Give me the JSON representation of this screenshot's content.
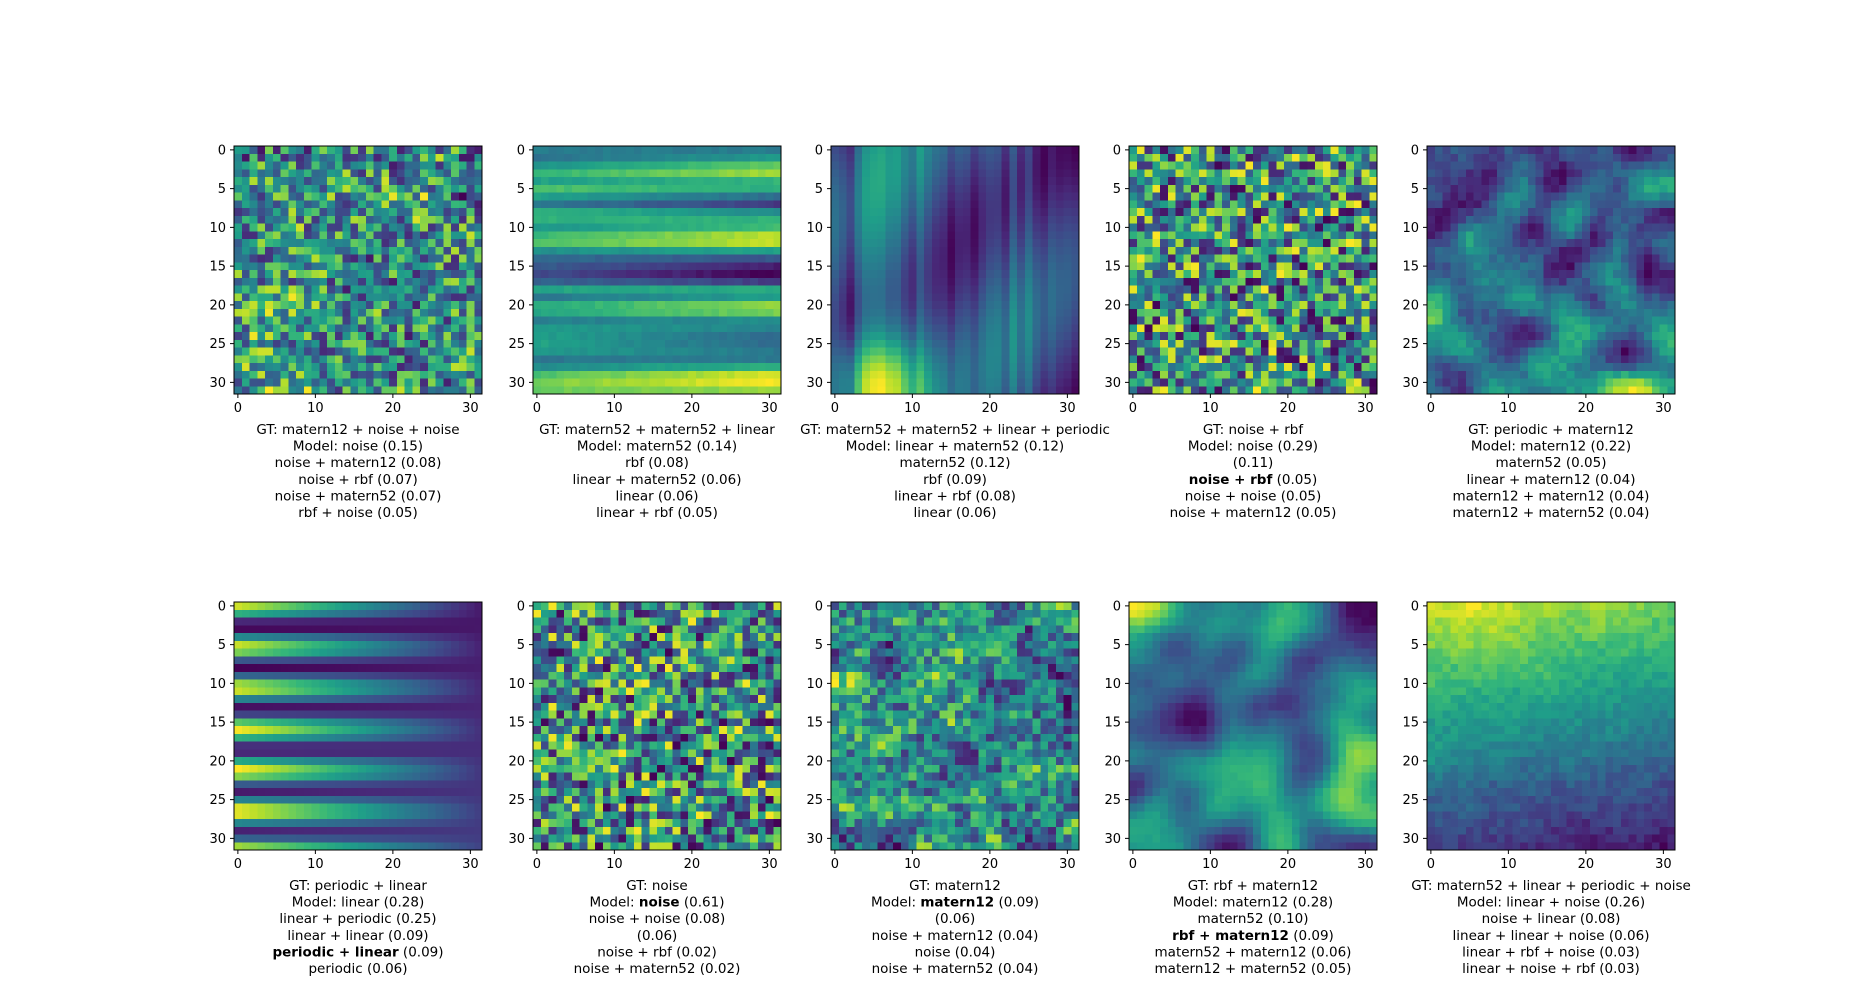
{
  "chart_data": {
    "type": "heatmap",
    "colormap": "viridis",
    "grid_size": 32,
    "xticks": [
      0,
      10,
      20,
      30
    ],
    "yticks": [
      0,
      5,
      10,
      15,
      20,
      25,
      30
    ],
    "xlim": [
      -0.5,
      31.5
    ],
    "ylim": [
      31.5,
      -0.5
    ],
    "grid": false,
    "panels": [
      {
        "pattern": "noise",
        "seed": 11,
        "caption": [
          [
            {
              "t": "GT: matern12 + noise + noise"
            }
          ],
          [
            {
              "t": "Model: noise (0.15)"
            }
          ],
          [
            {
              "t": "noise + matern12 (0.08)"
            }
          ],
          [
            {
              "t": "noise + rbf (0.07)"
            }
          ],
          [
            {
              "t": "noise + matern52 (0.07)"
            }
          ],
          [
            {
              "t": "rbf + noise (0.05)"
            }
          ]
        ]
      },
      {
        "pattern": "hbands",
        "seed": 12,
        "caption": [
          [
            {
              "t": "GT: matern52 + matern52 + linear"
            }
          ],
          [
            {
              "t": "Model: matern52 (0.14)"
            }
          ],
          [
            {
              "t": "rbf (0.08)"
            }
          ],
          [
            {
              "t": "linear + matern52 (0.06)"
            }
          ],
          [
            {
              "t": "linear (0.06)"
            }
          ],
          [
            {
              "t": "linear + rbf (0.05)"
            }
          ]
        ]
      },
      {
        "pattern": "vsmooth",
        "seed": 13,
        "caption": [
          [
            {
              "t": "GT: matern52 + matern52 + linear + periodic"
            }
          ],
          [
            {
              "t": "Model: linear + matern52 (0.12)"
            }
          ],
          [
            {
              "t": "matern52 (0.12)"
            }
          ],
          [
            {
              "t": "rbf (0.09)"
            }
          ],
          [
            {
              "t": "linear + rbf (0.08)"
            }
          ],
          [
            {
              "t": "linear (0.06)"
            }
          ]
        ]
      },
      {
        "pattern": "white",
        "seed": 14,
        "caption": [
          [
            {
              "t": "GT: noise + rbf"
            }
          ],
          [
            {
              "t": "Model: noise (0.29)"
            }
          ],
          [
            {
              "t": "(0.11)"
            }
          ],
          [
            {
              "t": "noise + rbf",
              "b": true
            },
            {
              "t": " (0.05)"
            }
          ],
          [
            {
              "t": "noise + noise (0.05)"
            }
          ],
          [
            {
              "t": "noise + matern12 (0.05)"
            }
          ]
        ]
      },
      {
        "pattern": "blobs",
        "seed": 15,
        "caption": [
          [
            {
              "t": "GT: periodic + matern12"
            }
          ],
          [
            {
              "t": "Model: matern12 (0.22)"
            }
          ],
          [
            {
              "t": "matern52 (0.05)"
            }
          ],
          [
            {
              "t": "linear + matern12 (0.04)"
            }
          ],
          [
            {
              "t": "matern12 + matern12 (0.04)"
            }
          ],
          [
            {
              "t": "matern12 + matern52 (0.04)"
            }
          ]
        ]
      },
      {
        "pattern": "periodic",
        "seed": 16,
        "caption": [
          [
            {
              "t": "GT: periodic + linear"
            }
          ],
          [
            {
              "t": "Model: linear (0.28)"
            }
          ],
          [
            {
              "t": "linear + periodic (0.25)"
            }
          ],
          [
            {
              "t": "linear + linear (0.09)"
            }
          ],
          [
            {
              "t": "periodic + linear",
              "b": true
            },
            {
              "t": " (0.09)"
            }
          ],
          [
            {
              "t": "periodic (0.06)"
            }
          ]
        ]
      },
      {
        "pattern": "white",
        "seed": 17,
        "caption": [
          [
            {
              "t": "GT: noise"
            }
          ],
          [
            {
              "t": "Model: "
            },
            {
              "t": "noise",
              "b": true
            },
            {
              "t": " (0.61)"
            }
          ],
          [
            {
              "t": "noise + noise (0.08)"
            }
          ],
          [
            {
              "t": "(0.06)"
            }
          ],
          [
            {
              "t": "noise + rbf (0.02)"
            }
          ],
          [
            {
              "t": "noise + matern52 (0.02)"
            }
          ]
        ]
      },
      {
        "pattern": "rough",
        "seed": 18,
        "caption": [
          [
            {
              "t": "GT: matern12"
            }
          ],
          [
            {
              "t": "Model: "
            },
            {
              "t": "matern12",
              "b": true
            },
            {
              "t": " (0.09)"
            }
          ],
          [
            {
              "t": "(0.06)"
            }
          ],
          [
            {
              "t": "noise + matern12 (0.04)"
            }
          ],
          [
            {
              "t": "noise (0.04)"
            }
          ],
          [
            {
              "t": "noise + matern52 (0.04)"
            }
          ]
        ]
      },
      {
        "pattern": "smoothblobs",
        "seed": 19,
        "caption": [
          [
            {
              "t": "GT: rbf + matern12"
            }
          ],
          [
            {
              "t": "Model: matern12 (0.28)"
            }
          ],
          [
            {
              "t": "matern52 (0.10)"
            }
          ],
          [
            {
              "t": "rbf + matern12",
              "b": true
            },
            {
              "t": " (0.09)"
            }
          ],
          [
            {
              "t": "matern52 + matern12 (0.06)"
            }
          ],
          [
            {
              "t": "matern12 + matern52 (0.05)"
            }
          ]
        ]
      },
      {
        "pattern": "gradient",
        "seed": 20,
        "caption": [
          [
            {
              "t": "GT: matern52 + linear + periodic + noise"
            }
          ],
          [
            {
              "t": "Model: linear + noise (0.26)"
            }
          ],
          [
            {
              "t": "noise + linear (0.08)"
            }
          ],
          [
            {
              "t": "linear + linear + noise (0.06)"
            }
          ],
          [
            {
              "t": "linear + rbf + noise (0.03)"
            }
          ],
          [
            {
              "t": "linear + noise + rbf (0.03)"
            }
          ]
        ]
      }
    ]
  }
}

Task objective: Strip out the images, then output the records above word for word.

Response to the task:
Give me the JSON representation of this screenshot's content.
{
  "chart_data": {
    "type": "heatmap",
    "colormap": "viridis",
    "grid_size": 32,
    "xticks": [
      0,
      10,
      20,
      30
    ],
    "yticks": [
      0,
      5,
      10,
      15,
      20,
      25,
      30
    ],
    "xlim": [
      -0.5,
      31.5
    ],
    "ylim": [
      31.5,
      -0.5
    ],
    "grid": false,
    "panels": [
      {
        "pattern": "noise",
        "seed": 11,
        "caption": [
          [
            {
              "t": "GT: matern12 + noise + noise"
            }
          ],
          [
            {
              "t": "Model: noise (0.15)"
            }
          ],
          [
            {
              "t": "noise + matern12 (0.08)"
            }
          ],
          [
            {
              "t": "noise + rbf (0.07)"
            }
          ],
          [
            {
              "t": "noise + matern52 (0.07)"
            }
          ],
          [
            {
              "t": "rbf + noise (0.05)"
            }
          ]
        ]
      },
      {
        "pattern": "hbands",
        "seed": 12,
        "caption": [
          [
            {
              "t": "GT: matern52 + matern52 + linear"
            }
          ],
          [
            {
              "t": "Model: matern52 (0.14)"
            }
          ],
          [
            {
              "t": "rbf (0.08)"
            }
          ],
          [
            {
              "t": "linear + matern52 (0.06)"
            }
          ],
          [
            {
              "t": "linear (0.06)"
            }
          ],
          [
            {
              "t": "linear + rbf (0.05)"
            }
          ]
        ]
      },
      {
        "pattern": "vsmooth",
        "seed": 13,
        "caption": [
          [
            {
              "t": "GT: matern52 + matern52 + linear + periodic"
            }
          ],
          [
            {
              "t": "Model: linear + matern52 (0.12)"
            }
          ],
          [
            {
              "t": "matern52 (0.12)"
            }
          ],
          [
            {
              "t": "rbf (0.09)"
            }
          ],
          [
            {
              "t": "linear + rbf (0.08)"
            }
          ],
          [
            {
              "t": "linear (0.06)"
            }
          ]
        ]
      },
      {
        "pattern": "white",
        "seed": 14,
        "caption": [
          [
            {
              "t": "GT: noise + rbf"
            }
          ],
          [
            {
              "t": "Model: noise (0.29)"
            }
          ],
          [
            {
              "t": "(0.11)"
            }
          ],
          [
            {
              "t": "noise + rbf",
              "b": true
            },
            {
              "t": " (0.05)"
            }
          ],
          [
            {
              "t": "noise + noise (0.05)"
            }
          ],
          [
            {
              "t": "noise + matern12 (0.05)"
            }
          ]
        ]
      },
      {
        "pattern": "blobs",
        "seed": 15,
        "caption": [
          [
            {
              "t": "GT: periodic + matern12"
            }
          ],
          [
            {
              "t": "Model: matern12 (0.22)"
            }
          ],
          [
            {
              "t": "matern52 (0.05)"
            }
          ],
          [
            {
              "t": "linear + matern12 (0.04)"
            }
          ],
          [
            {
              "t": "matern12 + matern12 (0.04)"
            }
          ],
          [
            {
              "t": "matern12 + matern52 (0.04)"
            }
          ]
        ]
      },
      {
        "pattern": "periodic",
        "seed": 16,
        "caption": [
          [
            {
              "t": "GT: periodic + linear"
            }
          ],
          [
            {
              "t": "Model: linear (0.28)"
            }
          ],
          [
            {
              "t": "linear + periodic (0.25)"
            }
          ],
          [
            {
              "t": "linear + linear (0.09)"
            }
          ],
          [
            {
              "t": "periodic + linear",
              "b": true
            },
            {
              "t": " (0.09)"
            }
          ],
          [
            {
              "t": "periodic (0.06)"
            }
          ]
        ]
      },
      {
        "pattern": "white",
        "seed": 17,
        "caption": [
          [
            {
              "t": "GT: noise"
            }
          ],
          [
            {
              "t": "Model: "
            },
            {
              "t": "noise",
              "b": true
            },
            {
              "t": " (0.61)"
            }
          ],
          [
            {
              "t": "noise + noise (0.08)"
            }
          ],
          [
            {
              "t": "(0.06)"
            }
          ],
          [
            {
              "t": "noise + rbf (0.02)"
            }
          ],
          [
            {
              "t": "noise + matern52 (0.02)"
            }
          ]
        ]
      },
      {
        "pattern": "rough",
        "seed": 18,
        "caption": [
          [
            {
              "t": "GT: matern12"
            }
          ],
          [
            {
              "t": "Model: "
            },
            {
              "t": "matern12",
              "b": true
            },
            {
              "t": " (0.09)"
            }
          ],
          [
            {
              "t": "(0.06)"
            }
          ],
          [
            {
              "t": "noise + matern12 (0.04)"
            }
          ],
          [
            {
              "t": "noise (0.04)"
            }
          ],
          [
            {
              "t": "noise + matern52 (0.04)"
            }
          ]
        ]
      },
      {
        "pattern": "smoothblobs",
        "seed": 19,
        "caption": [
          [
            {
              "t": "GT: rbf + matern12"
            }
          ],
          [
            {
              "t": "Model: matern12 (0.28)"
            }
          ],
          [
            {
              "t": "matern52 (0.10)"
            }
          ],
          [
            {
              "t": "rbf + matern12",
              "b": true
            },
            {
              "t": " (0.09)"
            }
          ],
          [
            {
              "t": "matern52 + matern12 (0.06)"
            }
          ],
          [
            {
              "t": "matern12 + matern52 (0.05)"
            }
          ]
        ]
      },
      {
        "pattern": "gradient",
        "seed": 20,
        "caption": [
          [
            {
              "t": "GT: matern52 + linear + periodic + noise"
            }
          ],
          [
            {
              "t": "Model: linear + noise (0.26)"
            }
          ],
          [
            {
              "t": "noise + linear (0.08)"
            }
          ],
          [
            {
              "t": "linear + linear + noise (0.06)"
            }
          ],
          [
            {
              "t": "linear + rbf + noise (0.03)"
            }
          ],
          [
            {
              "t": "linear + noise + rbf (0.03)"
            }
          ]
        ]
      }
    ]
  }
}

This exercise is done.